Your task: All of the data should be output character for character, except the pictures.

Exercise materials:
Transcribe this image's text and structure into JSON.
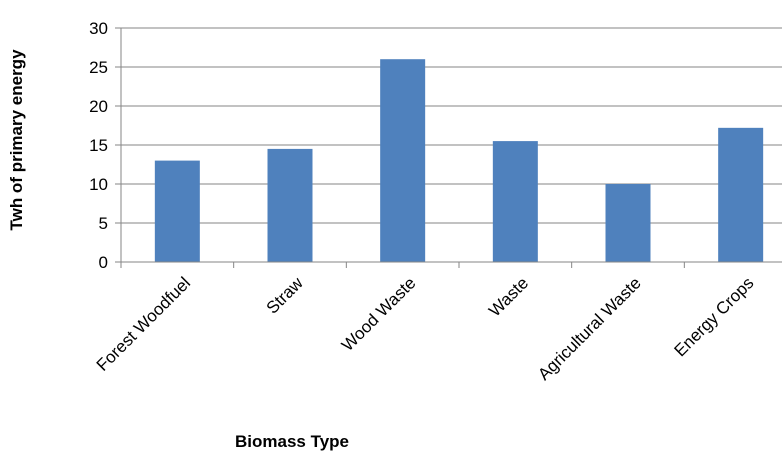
{
  "chart_data": {
    "type": "bar",
    "title": "",
    "xlabel": "Biomass Type",
    "ylabel": "Twh of primary energy",
    "categories": [
      "Forest Woodfuel",
      "Straw",
      "Wood Waste",
      "Waste",
      "Agricultural Waste",
      "Energy Crops"
    ],
    "values": [
      13,
      14.5,
      26,
      15.5,
      10,
      17.2
    ],
    "ylim": [
      0,
      30
    ],
    "yticks": [
      "0",
      "5",
      "10",
      "15",
      "20",
      "25",
      "30"
    ],
    "grid": true,
    "legend": "none",
    "bar_color": "#4f81bd",
    "grid_color": "#868686"
  }
}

Task output:
Transcribe this image's text and structure into JSON.
{
  "chart_data": {
    "type": "bar",
    "title": "",
    "xlabel": "Biomass Type",
    "ylabel": "Twh of primary energy",
    "categories": [
      "Forest Woodfuel",
      "Straw",
      "Wood Waste",
      "Waste",
      "Agricultural Waste",
      "Energy Crops"
    ],
    "values": [
      13,
      14.5,
      26,
      15.5,
      10,
      17.2
    ],
    "ylim": [
      0,
      30
    ],
    "yticks": [
      "0",
      "5",
      "10",
      "15",
      "20",
      "25",
      "30"
    ],
    "grid": true,
    "legend": "none",
    "bar_color": "#4f81bd",
    "grid_color": "#868686"
  }
}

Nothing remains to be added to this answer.